Task prompt:
Here are some entries; quote each one exactly.

START Input for this task

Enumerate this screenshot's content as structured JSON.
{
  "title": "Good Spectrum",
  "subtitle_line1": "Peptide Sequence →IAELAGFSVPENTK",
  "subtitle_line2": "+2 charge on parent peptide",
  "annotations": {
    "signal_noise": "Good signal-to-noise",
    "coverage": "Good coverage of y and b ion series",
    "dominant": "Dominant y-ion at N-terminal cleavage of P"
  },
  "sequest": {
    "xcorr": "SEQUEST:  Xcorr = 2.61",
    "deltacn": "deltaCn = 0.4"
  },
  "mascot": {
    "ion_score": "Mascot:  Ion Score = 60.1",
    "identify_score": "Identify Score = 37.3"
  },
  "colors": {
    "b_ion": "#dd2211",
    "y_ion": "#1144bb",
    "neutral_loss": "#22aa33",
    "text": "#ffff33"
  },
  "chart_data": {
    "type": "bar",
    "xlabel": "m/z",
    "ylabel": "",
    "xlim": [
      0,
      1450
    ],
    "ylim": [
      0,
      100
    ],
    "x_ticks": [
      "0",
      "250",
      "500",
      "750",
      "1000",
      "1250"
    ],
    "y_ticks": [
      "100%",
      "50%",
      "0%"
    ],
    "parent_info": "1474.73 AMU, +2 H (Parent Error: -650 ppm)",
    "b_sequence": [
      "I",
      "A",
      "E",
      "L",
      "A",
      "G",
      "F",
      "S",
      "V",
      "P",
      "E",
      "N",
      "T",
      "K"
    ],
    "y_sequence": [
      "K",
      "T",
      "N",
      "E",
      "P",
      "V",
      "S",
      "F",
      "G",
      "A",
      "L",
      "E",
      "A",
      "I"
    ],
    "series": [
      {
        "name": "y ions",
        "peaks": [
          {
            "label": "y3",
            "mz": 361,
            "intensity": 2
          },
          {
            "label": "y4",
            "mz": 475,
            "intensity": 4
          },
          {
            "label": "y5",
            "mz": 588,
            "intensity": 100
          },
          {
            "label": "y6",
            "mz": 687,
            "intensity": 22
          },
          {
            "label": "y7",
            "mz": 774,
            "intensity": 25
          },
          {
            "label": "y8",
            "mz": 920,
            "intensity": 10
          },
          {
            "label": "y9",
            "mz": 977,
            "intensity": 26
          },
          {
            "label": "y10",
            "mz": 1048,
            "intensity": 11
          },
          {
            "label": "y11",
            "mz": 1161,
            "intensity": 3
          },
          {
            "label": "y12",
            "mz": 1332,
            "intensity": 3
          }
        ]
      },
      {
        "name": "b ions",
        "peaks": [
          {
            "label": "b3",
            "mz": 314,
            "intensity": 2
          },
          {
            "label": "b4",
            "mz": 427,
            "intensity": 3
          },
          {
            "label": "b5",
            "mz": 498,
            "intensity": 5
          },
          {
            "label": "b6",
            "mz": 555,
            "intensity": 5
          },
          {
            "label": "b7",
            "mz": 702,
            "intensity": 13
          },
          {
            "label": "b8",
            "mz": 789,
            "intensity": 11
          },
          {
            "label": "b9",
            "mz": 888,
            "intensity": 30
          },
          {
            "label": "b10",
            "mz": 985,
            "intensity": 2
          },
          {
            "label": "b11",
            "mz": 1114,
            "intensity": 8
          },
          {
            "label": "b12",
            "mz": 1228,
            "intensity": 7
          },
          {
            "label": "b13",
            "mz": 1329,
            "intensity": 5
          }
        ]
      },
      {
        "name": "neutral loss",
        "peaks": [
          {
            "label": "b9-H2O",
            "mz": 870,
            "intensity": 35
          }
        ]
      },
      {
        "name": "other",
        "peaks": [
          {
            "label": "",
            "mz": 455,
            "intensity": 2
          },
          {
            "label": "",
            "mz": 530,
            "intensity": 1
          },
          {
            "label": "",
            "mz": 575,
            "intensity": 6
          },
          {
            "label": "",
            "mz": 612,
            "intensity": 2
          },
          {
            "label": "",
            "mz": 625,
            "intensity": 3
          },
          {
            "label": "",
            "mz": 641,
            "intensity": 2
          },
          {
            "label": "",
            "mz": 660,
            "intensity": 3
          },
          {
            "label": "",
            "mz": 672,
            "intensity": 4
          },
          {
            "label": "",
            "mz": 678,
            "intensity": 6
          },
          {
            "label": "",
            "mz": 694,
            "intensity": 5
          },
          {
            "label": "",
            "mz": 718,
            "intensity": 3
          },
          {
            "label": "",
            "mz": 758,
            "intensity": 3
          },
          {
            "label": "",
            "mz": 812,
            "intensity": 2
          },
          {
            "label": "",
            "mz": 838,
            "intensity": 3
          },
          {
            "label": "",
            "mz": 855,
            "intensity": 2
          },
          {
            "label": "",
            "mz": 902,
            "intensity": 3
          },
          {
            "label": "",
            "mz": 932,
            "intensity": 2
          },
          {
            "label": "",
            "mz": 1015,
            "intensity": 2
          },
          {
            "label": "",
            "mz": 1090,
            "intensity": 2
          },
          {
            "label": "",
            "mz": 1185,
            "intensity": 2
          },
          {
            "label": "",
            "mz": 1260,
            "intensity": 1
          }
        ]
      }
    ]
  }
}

END Input for this task

Task solution:
Enumerate this screenshot's content as structured JSON.
{
  "title": "Good Spectrum",
  "subtitle_line1": "Peptide Sequence →IAELAGFSVPENTK",
  "subtitle_line2": "+2 charge on parent peptide",
  "annotations": {
    "signal_noise": "Good signal-to-noise",
    "coverage": "Good coverage of y and b ion series",
    "dominant": "Dominant y-ion at N-terminal cleavage of P"
  },
  "sequest": {
    "xcorr": "SEQUEST:  Xcorr = 2.61",
    "deltacn": "deltaCn = 0.4"
  },
  "mascot": {
    "ion_score": "Mascot:  Ion Score = 60.1",
    "identify_score": "Identify Score = 37.3"
  },
  "colors": {
    "b_ion": "#dd2211",
    "y_ion": "#1144bb",
    "neutral_loss": "#22aa33",
    "text": "#ffff33"
  },
  "chart_data": {
    "type": "bar",
    "xlabel": "m/z",
    "ylabel": "",
    "xlim": [
      0,
      1450
    ],
    "ylim": [
      0,
      100
    ],
    "x_ticks": [
      "0",
      "250",
      "500",
      "750",
      "1000",
      "1250"
    ],
    "y_ticks": [
      "100%",
      "50%",
      "0%"
    ],
    "parent_info": "1474.73 AMU, +2 H (Parent Error: -650 ppm)",
    "b_sequence": [
      "I",
      "A",
      "E",
      "L",
      "A",
      "G",
      "F",
      "S",
      "V",
      "P",
      "E",
      "N",
      "T",
      "K"
    ],
    "y_sequence": [
      "K",
      "T",
      "N",
      "E",
      "P",
      "V",
      "S",
      "F",
      "G",
      "A",
      "L",
      "E",
      "A",
      "I"
    ],
    "series": [
      {
        "name": "y ions",
        "peaks": [
          {
            "label": "y3",
            "mz": 361,
            "intensity": 2
          },
          {
            "label": "y4",
            "mz": 475,
            "intensity": 4
          },
          {
            "label": "y5",
            "mz": 588,
            "intensity": 100
          },
          {
            "label": "y6",
            "mz": 687,
            "intensity": 22
          },
          {
            "label": "y7",
            "mz": 774,
            "intensity": 25
          },
          {
            "label": "y8",
            "mz": 920,
            "intensity": 10
          },
          {
            "label": "y9",
            "mz": 977,
            "intensity": 26
          },
          {
            "label": "y10",
            "mz": 1048,
            "intensity": 11
          },
          {
            "label": "y11",
            "mz": 1161,
            "intensity": 3
          },
          {
            "label": "y12",
            "mz": 1332,
            "intensity": 3
          }
        ]
      },
      {
        "name": "b ions",
        "peaks": [
          {
            "label": "b3",
            "mz": 314,
            "intensity": 2
          },
          {
            "label": "b4",
            "mz": 427,
            "intensity": 3
          },
          {
            "label": "b5",
            "mz": 498,
            "intensity": 5
          },
          {
            "label": "b6",
            "mz": 555,
            "intensity": 5
          },
          {
            "label": "b7",
            "mz": 702,
            "intensity": 13
          },
          {
            "label": "b8",
            "mz": 789,
            "intensity": 11
          },
          {
            "label": "b9",
            "mz": 888,
            "intensity": 30
          },
          {
            "label": "b10",
            "mz": 985,
            "intensity": 2
          },
          {
            "label": "b11",
            "mz": 1114,
            "intensity": 8
          },
          {
            "label": "b12",
            "mz": 1228,
            "intensity": 7
          },
          {
            "label": "b13",
            "mz": 1329,
            "intensity": 5
          }
        ]
      },
      {
        "name": "neutral loss",
        "peaks": [
          {
            "label": "b9-H2O",
            "mz": 870,
            "intensity": 35
          }
        ]
      },
      {
        "name": "other",
        "peaks": [
          {
            "label": "",
            "mz": 455,
            "intensity": 2
          },
          {
            "label": "",
            "mz": 530,
            "intensity": 1
          },
          {
            "label": "",
            "mz": 575,
            "intensity": 6
          },
          {
            "label": "",
            "mz": 612,
            "intensity": 2
          },
          {
            "label": "",
            "mz": 625,
            "intensity": 3
          },
          {
            "label": "",
            "mz": 641,
            "intensity": 2
          },
          {
            "label": "",
            "mz": 660,
            "intensity": 3
          },
          {
            "label": "",
            "mz": 672,
            "intensity": 4
          },
          {
            "label": "",
            "mz": 678,
            "intensity": 6
          },
          {
            "label": "",
            "mz": 694,
            "intensity": 5
          },
          {
            "label": "",
            "mz": 718,
            "intensity": 3
          },
          {
            "label": "",
            "mz": 758,
            "intensity": 3
          },
          {
            "label": "",
            "mz": 812,
            "intensity": 2
          },
          {
            "label": "",
            "mz": 838,
            "intensity": 3
          },
          {
            "label": "",
            "mz": 855,
            "intensity": 2
          },
          {
            "label": "",
            "mz": 902,
            "intensity": 3
          },
          {
            "label": "",
            "mz": 932,
            "intensity": 2
          },
          {
            "label": "",
            "mz": 1015,
            "intensity": 2
          },
          {
            "label": "",
            "mz": 1090,
            "intensity": 2
          },
          {
            "label": "",
            "mz": 1185,
            "intensity": 2
          },
          {
            "label": "",
            "mz": 1260,
            "intensity": 1
          }
        ]
      }
    ]
  }
}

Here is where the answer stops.